Records that describe figures:

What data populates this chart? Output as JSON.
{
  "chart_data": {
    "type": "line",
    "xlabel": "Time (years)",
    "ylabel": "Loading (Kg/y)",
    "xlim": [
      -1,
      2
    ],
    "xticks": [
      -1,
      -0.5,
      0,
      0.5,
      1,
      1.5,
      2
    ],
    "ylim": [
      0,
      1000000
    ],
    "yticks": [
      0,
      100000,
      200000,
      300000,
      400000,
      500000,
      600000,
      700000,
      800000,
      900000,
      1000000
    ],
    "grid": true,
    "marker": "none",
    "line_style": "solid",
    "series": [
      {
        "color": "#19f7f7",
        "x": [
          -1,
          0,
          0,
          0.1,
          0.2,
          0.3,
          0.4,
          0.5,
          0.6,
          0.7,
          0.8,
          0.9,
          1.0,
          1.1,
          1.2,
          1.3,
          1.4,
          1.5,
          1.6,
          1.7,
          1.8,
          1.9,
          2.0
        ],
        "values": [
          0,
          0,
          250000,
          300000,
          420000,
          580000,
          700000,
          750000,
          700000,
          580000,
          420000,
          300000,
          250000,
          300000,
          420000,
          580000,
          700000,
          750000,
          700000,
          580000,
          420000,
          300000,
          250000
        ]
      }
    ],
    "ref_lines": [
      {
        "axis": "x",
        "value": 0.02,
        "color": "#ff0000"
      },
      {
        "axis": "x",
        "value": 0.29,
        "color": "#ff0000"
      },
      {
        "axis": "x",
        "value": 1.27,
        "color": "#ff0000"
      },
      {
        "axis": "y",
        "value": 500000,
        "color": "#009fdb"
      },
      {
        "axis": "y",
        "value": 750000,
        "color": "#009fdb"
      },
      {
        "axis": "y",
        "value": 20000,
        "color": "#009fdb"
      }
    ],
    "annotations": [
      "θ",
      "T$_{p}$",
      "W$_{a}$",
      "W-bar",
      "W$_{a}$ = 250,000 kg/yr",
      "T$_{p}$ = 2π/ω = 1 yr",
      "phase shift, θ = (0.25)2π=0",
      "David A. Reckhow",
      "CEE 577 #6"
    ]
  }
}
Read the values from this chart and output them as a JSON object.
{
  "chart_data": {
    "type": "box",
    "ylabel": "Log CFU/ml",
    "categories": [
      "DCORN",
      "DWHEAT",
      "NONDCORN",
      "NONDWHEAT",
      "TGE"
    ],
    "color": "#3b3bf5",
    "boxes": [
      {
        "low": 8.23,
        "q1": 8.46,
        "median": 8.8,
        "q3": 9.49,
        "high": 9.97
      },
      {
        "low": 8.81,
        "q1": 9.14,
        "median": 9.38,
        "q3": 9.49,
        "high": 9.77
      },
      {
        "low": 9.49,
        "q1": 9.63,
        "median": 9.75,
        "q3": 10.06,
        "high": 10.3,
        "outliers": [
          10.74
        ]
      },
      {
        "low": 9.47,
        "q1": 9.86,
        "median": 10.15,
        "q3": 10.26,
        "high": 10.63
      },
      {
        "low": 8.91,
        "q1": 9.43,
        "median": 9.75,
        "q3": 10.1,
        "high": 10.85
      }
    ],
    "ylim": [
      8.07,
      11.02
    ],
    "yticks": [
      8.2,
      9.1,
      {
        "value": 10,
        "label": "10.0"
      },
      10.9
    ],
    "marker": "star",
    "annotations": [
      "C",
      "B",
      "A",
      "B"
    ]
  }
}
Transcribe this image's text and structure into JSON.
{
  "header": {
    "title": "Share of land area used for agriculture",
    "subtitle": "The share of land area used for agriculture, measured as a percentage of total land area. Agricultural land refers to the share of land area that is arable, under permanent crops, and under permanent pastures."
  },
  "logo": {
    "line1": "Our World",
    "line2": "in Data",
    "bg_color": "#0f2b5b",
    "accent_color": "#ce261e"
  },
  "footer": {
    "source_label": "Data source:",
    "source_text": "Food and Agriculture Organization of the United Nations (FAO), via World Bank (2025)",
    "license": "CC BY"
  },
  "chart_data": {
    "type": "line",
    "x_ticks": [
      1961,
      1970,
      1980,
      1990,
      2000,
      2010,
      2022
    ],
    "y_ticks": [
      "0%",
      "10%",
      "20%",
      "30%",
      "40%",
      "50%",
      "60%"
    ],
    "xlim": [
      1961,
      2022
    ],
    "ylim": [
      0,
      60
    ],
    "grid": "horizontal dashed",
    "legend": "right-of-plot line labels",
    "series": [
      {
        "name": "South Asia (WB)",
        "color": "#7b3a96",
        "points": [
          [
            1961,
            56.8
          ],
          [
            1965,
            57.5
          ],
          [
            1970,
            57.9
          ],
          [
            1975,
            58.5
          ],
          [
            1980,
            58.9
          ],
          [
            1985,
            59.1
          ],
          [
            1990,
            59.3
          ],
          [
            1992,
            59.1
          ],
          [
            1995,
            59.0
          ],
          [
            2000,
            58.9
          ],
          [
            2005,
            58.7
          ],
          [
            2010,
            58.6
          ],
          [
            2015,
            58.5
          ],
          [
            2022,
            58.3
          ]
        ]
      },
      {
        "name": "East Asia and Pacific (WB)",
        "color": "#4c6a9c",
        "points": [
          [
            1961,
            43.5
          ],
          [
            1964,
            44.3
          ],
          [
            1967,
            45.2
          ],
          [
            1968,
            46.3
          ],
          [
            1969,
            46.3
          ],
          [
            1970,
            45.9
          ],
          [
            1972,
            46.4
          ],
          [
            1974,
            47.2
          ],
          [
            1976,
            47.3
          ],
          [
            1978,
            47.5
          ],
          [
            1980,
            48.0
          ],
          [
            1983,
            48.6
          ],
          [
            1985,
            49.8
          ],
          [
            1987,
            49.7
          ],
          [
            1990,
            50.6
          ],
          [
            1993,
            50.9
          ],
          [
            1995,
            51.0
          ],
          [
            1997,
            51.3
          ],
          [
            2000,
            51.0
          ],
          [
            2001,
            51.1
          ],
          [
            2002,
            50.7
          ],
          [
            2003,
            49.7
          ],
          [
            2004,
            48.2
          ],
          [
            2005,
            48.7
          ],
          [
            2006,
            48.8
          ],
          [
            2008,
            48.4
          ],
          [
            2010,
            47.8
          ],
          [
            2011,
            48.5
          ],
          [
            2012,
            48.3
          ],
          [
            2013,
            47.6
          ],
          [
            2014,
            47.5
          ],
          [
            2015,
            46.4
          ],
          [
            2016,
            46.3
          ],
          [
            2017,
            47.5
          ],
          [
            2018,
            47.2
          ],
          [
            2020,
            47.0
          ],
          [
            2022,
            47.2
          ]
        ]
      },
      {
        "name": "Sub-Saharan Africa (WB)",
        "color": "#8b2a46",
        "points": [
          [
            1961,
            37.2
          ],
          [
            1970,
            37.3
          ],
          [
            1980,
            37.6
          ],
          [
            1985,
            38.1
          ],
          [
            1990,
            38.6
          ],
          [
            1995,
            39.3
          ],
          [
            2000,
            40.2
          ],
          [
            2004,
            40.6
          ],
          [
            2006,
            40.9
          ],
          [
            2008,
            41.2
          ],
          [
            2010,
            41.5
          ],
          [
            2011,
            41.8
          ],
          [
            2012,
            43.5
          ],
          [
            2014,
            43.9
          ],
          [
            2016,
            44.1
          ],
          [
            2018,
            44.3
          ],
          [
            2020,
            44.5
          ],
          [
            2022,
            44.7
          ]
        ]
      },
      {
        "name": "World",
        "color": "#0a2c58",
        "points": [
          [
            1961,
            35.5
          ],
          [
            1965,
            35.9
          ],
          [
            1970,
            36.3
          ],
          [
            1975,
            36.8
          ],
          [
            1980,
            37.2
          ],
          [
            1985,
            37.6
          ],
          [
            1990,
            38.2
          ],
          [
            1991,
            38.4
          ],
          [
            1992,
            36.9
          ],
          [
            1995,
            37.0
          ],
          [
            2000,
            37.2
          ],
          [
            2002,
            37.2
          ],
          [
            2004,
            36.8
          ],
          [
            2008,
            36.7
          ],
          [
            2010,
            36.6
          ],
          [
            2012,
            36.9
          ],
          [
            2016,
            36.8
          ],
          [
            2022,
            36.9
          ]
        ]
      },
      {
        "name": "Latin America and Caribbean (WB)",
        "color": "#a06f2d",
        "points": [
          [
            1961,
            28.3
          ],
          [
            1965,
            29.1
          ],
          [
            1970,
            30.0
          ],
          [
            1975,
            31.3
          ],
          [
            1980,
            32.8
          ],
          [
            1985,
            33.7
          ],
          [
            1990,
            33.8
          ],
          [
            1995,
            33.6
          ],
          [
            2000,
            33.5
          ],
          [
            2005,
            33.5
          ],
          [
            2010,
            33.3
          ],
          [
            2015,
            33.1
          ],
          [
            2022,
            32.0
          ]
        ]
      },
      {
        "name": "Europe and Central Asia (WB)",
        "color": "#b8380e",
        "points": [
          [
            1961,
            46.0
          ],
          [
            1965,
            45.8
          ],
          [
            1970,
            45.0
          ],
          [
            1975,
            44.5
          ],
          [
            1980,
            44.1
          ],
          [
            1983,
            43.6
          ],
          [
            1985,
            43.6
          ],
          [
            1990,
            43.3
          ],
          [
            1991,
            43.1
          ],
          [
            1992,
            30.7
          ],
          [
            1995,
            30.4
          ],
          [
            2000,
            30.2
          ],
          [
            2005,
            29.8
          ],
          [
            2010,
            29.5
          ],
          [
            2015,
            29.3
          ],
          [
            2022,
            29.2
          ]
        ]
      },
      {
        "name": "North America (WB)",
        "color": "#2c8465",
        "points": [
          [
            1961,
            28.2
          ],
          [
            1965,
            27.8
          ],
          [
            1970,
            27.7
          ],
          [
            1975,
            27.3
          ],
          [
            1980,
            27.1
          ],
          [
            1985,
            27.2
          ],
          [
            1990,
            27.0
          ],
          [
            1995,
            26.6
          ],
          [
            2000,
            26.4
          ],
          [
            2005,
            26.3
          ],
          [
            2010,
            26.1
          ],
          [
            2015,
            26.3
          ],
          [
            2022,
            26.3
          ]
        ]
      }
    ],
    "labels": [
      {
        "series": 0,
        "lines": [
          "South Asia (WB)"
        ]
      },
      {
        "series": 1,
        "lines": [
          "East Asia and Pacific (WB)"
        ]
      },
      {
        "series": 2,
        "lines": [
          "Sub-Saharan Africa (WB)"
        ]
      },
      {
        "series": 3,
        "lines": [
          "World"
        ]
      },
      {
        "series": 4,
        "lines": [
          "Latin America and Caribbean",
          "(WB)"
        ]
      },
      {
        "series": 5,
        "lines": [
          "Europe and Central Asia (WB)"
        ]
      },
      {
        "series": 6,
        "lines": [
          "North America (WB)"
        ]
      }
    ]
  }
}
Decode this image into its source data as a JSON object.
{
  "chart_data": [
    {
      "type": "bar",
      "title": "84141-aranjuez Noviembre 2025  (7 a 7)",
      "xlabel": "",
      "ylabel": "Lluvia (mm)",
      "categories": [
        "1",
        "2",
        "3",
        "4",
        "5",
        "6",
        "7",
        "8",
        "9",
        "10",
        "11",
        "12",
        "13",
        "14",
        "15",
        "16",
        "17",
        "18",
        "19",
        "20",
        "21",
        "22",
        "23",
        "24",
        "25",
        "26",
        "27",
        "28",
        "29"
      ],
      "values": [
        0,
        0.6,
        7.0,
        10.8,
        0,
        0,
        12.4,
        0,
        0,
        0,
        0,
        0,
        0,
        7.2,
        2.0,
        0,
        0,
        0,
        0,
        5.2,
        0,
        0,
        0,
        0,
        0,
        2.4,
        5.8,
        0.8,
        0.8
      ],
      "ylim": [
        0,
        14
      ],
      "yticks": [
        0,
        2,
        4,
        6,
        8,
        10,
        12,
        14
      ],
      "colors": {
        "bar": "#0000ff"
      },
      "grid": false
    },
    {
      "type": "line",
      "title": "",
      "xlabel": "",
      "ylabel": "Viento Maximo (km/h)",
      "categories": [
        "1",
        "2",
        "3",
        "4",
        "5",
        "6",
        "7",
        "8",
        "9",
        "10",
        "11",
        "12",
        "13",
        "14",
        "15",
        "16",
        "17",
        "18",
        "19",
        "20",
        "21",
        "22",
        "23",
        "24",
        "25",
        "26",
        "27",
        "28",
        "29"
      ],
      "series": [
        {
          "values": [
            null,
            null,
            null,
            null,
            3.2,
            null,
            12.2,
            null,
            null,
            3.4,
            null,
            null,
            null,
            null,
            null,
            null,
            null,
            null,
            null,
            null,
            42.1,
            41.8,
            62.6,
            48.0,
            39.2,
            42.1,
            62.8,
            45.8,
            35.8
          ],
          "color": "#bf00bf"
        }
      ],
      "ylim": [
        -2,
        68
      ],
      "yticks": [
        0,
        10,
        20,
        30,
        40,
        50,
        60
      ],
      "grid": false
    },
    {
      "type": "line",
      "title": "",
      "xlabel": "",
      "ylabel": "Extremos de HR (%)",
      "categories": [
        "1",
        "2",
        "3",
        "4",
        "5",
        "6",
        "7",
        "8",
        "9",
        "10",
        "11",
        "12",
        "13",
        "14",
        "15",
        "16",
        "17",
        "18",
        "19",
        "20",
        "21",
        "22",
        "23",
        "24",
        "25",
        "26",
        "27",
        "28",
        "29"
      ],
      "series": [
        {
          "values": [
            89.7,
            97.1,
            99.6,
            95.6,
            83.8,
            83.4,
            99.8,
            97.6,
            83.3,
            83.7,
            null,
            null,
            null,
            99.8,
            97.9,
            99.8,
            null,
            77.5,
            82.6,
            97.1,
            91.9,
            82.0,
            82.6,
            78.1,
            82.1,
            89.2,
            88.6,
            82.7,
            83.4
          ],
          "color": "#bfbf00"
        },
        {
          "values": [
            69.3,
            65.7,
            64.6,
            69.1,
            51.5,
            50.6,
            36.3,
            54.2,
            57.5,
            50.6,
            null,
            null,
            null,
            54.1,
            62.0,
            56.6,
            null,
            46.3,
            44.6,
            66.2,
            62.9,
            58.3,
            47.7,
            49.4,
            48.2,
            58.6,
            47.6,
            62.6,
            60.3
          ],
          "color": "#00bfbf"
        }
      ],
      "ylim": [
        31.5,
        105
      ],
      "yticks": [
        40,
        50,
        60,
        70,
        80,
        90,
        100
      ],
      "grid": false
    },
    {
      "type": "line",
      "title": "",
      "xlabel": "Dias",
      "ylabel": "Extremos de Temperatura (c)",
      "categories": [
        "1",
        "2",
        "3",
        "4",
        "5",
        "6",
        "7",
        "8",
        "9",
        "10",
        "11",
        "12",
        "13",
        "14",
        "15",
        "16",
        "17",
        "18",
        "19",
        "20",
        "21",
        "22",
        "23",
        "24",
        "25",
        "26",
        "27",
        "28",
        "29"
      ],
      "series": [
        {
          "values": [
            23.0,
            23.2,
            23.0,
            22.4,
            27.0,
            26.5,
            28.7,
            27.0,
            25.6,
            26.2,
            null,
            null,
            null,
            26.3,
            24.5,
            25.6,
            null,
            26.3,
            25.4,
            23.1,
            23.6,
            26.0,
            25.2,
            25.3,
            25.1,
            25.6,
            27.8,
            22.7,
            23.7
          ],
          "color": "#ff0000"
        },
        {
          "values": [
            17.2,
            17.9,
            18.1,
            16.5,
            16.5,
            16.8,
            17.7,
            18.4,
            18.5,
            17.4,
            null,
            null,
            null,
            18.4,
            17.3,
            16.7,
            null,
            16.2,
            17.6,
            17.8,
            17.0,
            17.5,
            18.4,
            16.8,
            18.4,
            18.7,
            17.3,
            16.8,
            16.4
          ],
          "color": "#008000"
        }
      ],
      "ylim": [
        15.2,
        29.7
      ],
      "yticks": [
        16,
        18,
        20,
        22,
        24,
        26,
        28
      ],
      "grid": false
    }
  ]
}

- _TASK TO COMPLETE_
Copy out every line where the word "high" occurs.

- _RESULT OF THIS TASK_
        "high": 9.97
        "high": 9.77
        "high": 10.3,
        "high": 10.63
        "high": 10.85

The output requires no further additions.